In your copy, reproduce the entries exactly as they are, minus the images.

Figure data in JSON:

====

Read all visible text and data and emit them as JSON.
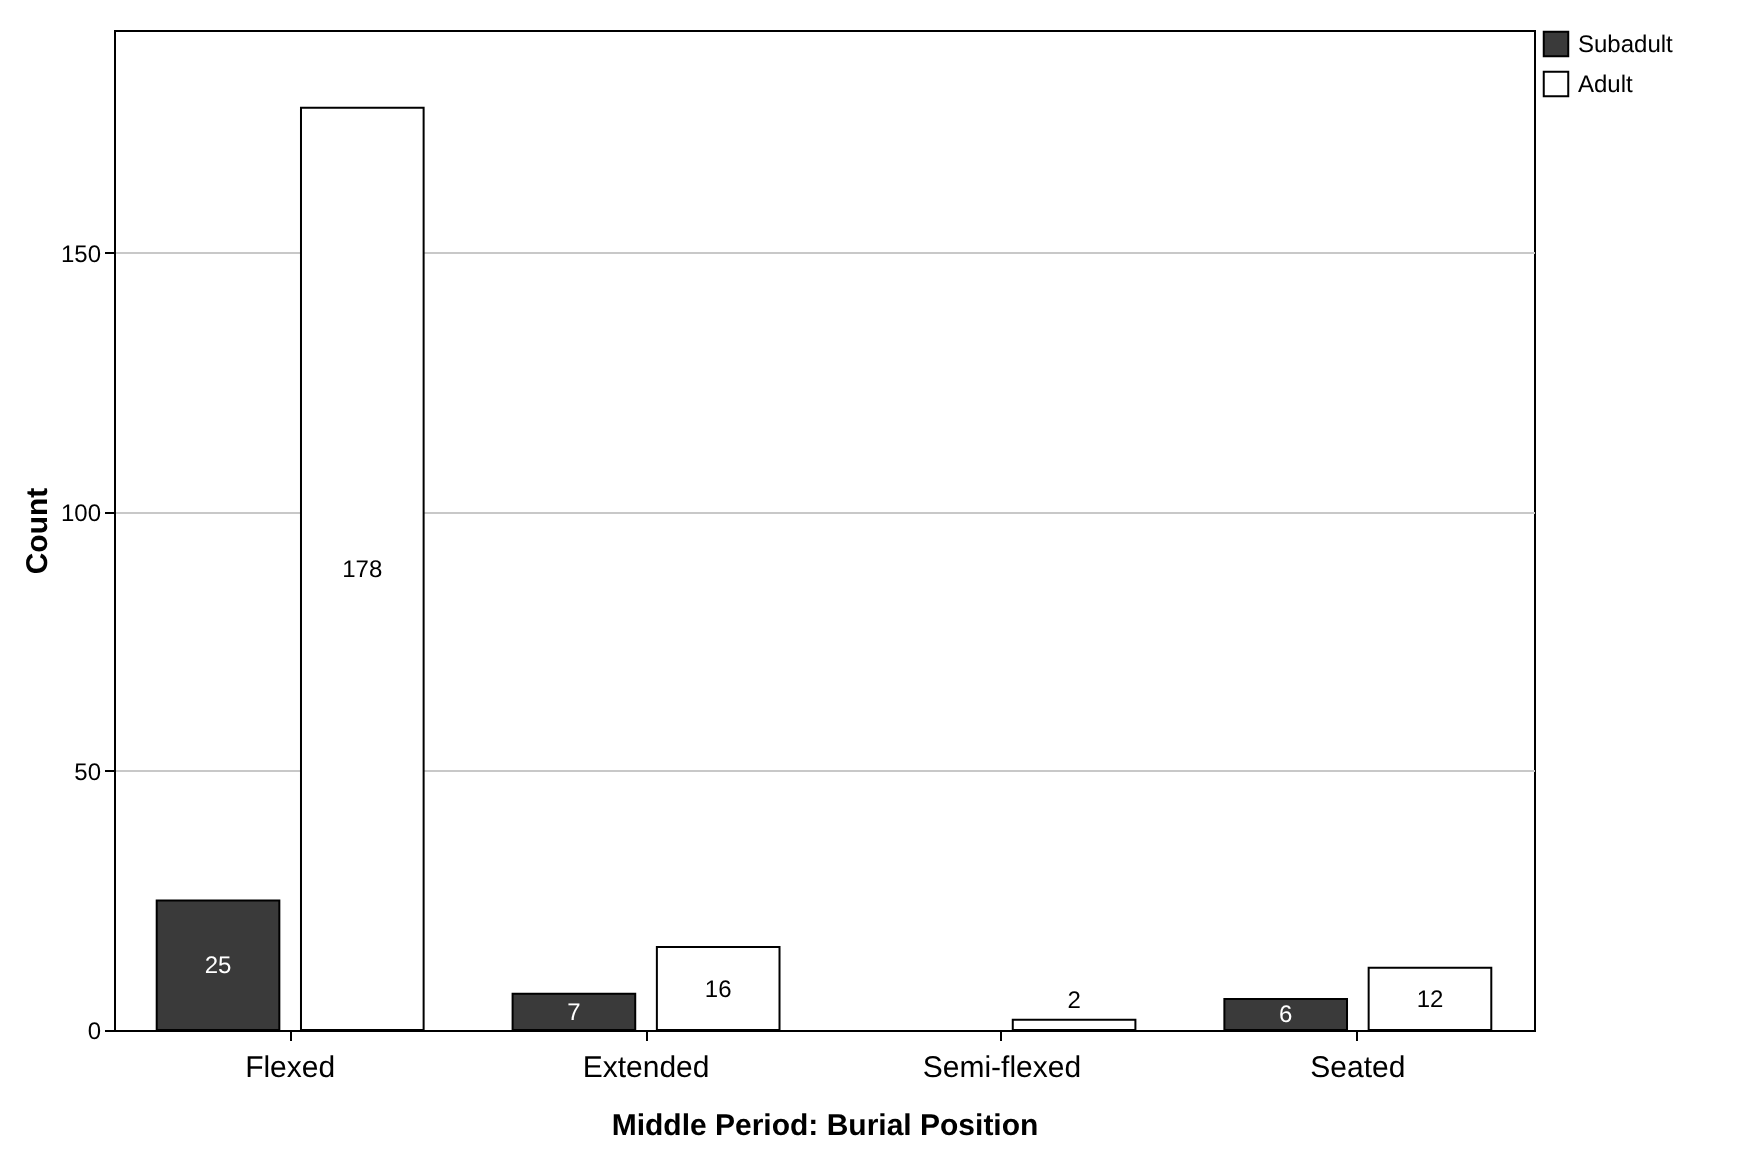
{
  "chart_data": {
    "type": "bar",
    "xlabel": "Middle Period: Burial Position",
    "ylabel": "Count",
    "categories": [
      "Flexed",
      "Extended",
      "Semi-flexed",
      "Seated"
    ],
    "series": [
      {
        "name": "Subadult",
        "color": "#3a3a3a",
        "values": [
          25,
          7,
          null,
          6
        ]
      },
      {
        "name": "Adult",
        "color": "#ffffff",
        "values": [
          178,
          16,
          2,
          12
        ]
      }
    ],
    "ylim": [
      0,
      193
    ],
    "yticks": [
      0,
      50,
      100,
      150
    ],
    "grid": "y",
    "legend": "top right",
    "data_labels": true
  }
}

====

- Answer to this exercise:
Read all visible text and data and emit them as JSON.
{
  "chart_data": {
    "type": "bar",
    "xlabel": "Middle Period: Burial Position",
    "ylabel": "Count",
    "categories": [
      "Flexed",
      "Extended",
      "Semi-flexed",
      "Seated"
    ],
    "series": [
      {
        "name": "Subadult",
        "color": "#3a3a3a",
        "values": [
          25,
          7,
          null,
          6
        ]
      },
      {
        "name": "Adult",
        "color": "#ffffff",
        "values": [
          178,
          16,
          2,
          12
        ]
      }
    ],
    "ylim": [
      0,
      193
    ],
    "yticks": [
      0,
      50,
      100,
      150
    ],
    "grid": "y",
    "legend": "top right",
    "data_labels": true
  }
}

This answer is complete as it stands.